(What you are asked to do):
Each entry below must be repeated exactly, with pictures left out.

(Extracted data):
++++++++

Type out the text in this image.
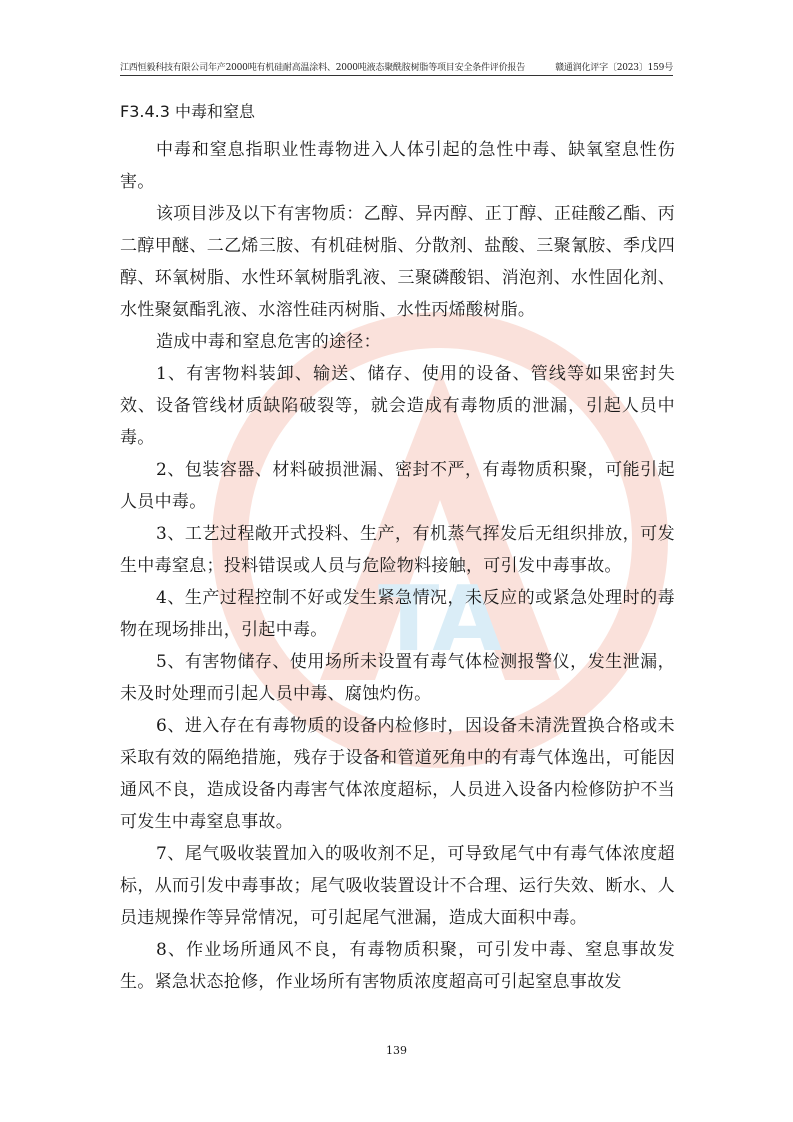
江西恒毅科技有限公司年产2000吨有机硅耐高温涂料、2000吨液态聚酰胺树脂等项目安全条件评价报告	赣通润化评字〔2023〕159号
TA
F3.4.3 中毒和窒息

中毒和窒息指职业性毒物进入人体引起的急性中毒、缺氧窒息性伤害。

该项目涉及以下有害物质：乙醇、异丙醇、正丁醇、正硅酸乙酯、丙二醇甲醚、二乙烯三胺、有机硅树脂、分散剂、盐酸、三聚氰胺、季戊四醇、环氧树脂、水性环氧树脂乳液、三聚磷酸铝、消泡剂、水性固化剂、水性聚氨酯乳液、水溶性硅丙树脂、水性丙烯酸树脂。

造成中毒和窒息危害的途径：

1、有害物料装卸、输送、储存、使用的设备、管线等如果密封失效、设备管线材质缺陷破裂等，就会造成有毒物质的泄漏，引起人员中毒。

2、包装容器、材料破损泄漏、密封不严，有毒物质积聚，可能引起人员中毒。

3、工艺过程敞开式投料、生产，有机蒸气挥发后无组织排放，可发生中毒窒息；投料错误或人员与危险物料接触，可引发中毒事故。

4、生产过程控制不好或发生紧急情况，未反应的或紧急处理时的毒物在现场排出，引起中毒。

5、有害物储存、使用场所未设置有毒气体检测报警仪，发生泄漏，未及时处理而引起人员中毒、腐蚀灼伤。

6、进入存在有毒物质的设备内检修时，因设备未清洗置换合格或未采取有效的隔绝措施，残存于设备和管道死角中的有毒气体逸出，可能因通风不良，造成设备内毒害气体浓度超标，人员进入设备内检修防护不当可发生中毒窒息事故。

7、尾气吸收装置加入的吸收剂不足，可导致尾气中有毒气体浓度超标，从而引发中毒事故；尾气吸收装置设计不合理、运行失效、断水、人员违规操作等异常情况，可引起尾气泄漏，造成大面积中毒。

8、作业场所通风不良，有毒物质积聚，可引发中毒、窒息事故发生。紧急状态抢修，作业场所有害物质浓度超高可引起窒息事故发

139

++++++++

(Solution for this task):
Type out the text in this image.
江西恒毅科技有限公司年产2000吨有机硅耐高温涂料、2000吨液态聚酰胺树脂等项目安全条件评价报告	赣通润化评字〔2023〕159号
TA
F3.4.3 中毒和窒息

中毒和窒息指职业性毒物进入人体引起的急性中毒、缺氧窒息性伤害。

该项目涉及以下有害物质：乙醇、异丙醇、正丁醇、正硅酸乙酯、丙二醇甲醚、二乙烯三胺、有机硅树脂、分散剂、盐酸、三聚氰胺、季戊四醇、环氧树脂、水性环氧树脂乳液、三聚磷酸铝、消泡剂、水性固化剂、水性聚氨酯乳液、水溶性硅丙树脂、水性丙烯酸树脂。

造成中毒和窒息危害的途径：

1、有害物料装卸、输送、储存、使用的设备、管线等如果密封失效、设备管线材质缺陷破裂等，就会造成有毒物质的泄漏，引起人员中毒。

2、包装容器、材料破损泄漏、密封不严，有毒物质积聚，可能引起人员中毒。

3、工艺过程敞开式投料、生产，有机蒸气挥发后无组织排放，可发生中毒窒息；投料错误或人员与危险物料接触，可引发中毒事故。

4、生产过程控制不好或发生紧急情况，未反应的或紧急处理时的毒物在现场排出，引起中毒。

5、有害物储存、使用场所未设置有毒气体检测报警仪，发生泄漏，未及时处理而引起人员中毒、腐蚀灼伤。

6、进入存在有毒物质的设备内检修时，因设备未清洗置换合格或未采取有效的隔绝措施，残存于设备和管道死角中的有毒气体逸出，可能因通风不良，造成设备内毒害气体浓度超标，人员进入设备内检修防护不当可发生中毒窒息事故。

7、尾气吸收装置加入的吸收剂不足，可导致尾气中有毒气体浓度超标，从而引发中毒事故；尾气吸收装置设计不合理、运行失效、断水、人员违规操作等异常情况，可引起尾气泄漏，造成大面积中毒。

8、作业场所通风不良，有毒物质积聚，可引发中毒、窒息事故发生。紧急状态抢修，作业场所有害物质浓度超高可引起窒息事故发

139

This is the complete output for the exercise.